_Task prompt_.
Spot each line in the records below where the word "staff" occurs, then copy it.

········

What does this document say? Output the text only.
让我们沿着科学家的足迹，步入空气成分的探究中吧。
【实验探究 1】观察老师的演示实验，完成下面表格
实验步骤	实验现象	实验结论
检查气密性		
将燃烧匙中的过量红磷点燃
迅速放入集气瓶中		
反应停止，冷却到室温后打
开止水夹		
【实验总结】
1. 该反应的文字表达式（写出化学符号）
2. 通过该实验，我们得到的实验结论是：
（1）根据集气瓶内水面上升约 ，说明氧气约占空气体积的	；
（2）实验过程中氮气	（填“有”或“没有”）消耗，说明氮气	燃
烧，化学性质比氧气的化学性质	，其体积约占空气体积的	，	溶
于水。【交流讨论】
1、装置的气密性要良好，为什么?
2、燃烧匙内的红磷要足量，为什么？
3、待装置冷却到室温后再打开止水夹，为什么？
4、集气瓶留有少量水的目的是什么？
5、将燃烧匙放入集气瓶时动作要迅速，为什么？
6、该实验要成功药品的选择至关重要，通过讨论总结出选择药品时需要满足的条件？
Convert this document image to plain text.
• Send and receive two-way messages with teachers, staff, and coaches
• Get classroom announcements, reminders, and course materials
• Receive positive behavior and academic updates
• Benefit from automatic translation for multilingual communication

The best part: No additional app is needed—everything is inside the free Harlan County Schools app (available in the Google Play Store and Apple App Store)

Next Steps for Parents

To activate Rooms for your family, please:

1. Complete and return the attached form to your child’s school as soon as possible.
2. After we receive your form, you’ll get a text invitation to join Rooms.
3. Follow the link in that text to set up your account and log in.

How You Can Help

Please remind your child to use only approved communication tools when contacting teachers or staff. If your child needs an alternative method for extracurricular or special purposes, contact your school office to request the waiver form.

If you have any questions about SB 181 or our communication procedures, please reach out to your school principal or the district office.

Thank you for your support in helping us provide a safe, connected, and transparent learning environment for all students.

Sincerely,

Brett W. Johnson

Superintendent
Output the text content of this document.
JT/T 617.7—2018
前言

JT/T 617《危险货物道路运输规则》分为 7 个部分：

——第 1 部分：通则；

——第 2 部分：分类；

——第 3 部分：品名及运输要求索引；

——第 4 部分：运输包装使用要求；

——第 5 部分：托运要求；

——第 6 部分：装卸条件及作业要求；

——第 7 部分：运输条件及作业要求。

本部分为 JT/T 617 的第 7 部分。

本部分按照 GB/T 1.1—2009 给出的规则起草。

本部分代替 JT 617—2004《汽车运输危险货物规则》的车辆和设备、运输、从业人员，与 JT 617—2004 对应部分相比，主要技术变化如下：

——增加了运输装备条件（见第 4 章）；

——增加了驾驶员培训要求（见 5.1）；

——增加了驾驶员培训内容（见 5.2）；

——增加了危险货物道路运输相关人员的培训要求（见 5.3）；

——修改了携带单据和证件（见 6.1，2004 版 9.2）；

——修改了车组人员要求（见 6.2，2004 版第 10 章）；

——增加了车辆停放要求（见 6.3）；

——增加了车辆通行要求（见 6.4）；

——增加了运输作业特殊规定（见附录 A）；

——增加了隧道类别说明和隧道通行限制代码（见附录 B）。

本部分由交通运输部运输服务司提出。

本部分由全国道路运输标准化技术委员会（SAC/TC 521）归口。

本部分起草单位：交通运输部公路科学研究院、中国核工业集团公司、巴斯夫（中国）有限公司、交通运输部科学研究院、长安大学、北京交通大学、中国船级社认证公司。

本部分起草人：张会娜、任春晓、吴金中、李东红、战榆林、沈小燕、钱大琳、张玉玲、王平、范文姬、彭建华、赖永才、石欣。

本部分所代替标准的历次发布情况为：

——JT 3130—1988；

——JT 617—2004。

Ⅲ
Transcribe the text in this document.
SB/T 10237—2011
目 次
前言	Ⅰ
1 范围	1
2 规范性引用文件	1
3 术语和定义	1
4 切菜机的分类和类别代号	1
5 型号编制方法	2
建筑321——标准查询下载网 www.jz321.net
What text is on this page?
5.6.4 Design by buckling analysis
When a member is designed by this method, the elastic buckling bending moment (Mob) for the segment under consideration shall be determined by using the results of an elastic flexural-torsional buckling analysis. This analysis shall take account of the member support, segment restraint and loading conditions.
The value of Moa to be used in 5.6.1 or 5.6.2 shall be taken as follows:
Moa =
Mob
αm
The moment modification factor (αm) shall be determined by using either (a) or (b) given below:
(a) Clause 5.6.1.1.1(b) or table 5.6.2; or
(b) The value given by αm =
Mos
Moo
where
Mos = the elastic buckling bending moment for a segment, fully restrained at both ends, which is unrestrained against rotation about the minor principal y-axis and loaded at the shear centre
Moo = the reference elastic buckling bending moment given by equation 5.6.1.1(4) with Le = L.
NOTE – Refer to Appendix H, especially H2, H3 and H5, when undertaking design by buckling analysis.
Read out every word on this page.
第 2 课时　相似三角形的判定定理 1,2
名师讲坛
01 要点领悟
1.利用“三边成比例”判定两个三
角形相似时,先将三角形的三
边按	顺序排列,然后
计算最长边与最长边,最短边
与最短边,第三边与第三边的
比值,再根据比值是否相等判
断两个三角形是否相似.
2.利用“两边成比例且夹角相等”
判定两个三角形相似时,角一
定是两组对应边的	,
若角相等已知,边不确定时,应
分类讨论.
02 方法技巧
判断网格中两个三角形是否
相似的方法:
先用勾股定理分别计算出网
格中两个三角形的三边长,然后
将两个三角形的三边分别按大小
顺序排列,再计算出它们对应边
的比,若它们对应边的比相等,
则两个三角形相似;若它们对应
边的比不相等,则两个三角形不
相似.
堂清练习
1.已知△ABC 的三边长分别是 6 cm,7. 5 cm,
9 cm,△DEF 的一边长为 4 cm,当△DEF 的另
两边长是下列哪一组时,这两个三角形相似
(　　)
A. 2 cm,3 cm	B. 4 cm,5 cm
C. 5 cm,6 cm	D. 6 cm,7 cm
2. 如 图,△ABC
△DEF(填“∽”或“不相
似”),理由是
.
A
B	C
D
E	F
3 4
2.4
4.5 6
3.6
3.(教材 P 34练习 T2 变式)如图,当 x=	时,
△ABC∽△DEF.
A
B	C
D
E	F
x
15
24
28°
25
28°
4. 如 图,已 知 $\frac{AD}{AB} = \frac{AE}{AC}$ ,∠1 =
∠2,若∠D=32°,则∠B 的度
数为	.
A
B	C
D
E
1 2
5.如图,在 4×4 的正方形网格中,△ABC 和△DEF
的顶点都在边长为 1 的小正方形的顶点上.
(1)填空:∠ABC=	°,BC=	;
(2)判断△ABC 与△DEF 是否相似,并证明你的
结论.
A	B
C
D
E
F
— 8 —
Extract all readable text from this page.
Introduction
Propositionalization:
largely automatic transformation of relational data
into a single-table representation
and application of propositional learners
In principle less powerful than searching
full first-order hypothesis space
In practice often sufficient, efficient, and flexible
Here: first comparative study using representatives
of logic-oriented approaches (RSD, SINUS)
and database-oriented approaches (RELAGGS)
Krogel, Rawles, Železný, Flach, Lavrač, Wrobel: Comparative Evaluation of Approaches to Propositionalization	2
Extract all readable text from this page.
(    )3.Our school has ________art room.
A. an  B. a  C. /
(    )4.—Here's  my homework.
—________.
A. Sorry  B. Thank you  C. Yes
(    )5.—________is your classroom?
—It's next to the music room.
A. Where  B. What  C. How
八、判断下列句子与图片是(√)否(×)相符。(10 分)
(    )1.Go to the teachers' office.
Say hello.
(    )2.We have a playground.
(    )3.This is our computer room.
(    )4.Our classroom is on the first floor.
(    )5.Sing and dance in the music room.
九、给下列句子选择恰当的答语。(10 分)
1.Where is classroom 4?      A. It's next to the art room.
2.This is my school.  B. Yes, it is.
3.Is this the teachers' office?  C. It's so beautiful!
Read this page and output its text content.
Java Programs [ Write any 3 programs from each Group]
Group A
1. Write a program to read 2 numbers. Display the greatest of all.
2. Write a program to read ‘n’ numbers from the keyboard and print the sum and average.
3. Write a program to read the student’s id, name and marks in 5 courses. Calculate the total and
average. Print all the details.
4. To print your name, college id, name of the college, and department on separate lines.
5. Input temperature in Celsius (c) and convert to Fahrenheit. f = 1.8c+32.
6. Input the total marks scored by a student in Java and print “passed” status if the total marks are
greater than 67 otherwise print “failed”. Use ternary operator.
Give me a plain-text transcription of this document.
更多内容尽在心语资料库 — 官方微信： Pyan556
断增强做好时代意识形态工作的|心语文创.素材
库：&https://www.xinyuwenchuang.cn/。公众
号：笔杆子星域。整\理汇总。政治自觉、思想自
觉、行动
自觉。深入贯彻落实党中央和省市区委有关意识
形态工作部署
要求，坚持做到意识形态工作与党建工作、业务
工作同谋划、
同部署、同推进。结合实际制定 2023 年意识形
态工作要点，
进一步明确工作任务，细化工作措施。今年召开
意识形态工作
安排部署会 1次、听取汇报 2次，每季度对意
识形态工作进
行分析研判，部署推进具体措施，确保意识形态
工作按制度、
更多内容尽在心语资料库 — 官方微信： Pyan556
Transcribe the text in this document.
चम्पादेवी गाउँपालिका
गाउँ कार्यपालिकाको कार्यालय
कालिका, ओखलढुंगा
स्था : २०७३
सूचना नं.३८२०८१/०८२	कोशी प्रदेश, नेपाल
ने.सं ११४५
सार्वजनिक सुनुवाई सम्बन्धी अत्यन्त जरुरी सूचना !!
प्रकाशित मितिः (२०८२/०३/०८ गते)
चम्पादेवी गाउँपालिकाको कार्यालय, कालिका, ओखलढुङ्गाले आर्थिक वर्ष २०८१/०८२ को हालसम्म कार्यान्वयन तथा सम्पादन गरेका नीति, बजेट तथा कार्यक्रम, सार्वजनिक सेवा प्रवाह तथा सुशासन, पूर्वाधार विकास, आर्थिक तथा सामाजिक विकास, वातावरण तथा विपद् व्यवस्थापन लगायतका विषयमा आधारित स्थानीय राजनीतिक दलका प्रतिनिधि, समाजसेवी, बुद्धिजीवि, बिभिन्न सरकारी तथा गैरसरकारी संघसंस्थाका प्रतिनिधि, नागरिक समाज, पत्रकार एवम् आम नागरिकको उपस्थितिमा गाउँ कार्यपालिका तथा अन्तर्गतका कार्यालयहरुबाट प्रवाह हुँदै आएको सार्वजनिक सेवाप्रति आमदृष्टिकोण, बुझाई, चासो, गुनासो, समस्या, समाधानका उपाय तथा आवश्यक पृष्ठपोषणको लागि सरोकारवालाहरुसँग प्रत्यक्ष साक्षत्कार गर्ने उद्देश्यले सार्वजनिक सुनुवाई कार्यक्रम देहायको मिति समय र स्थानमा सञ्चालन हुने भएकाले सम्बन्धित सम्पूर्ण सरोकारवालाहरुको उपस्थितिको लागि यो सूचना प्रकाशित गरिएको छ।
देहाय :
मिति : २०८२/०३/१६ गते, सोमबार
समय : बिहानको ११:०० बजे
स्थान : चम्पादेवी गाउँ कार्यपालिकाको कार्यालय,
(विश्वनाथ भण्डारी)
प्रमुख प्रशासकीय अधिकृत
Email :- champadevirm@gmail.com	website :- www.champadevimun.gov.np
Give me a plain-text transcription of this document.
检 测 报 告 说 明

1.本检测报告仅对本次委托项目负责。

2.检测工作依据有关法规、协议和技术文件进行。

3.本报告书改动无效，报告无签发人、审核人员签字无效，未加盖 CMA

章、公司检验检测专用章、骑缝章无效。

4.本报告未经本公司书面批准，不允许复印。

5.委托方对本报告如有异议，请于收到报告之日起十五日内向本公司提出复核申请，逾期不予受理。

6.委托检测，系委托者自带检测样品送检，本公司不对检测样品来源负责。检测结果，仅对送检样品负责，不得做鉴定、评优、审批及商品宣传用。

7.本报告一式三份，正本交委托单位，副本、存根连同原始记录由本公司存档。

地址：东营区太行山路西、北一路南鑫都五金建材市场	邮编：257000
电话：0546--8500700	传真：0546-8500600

········

_The output_.
• Send and receive two-way messages with teachers, staff, and coaches
Please remind your child to use only approved communication tools when contacting teachers or staff. If your child needs an alternative method for extracurricular or special purposes, contact your school office to request the waiver form.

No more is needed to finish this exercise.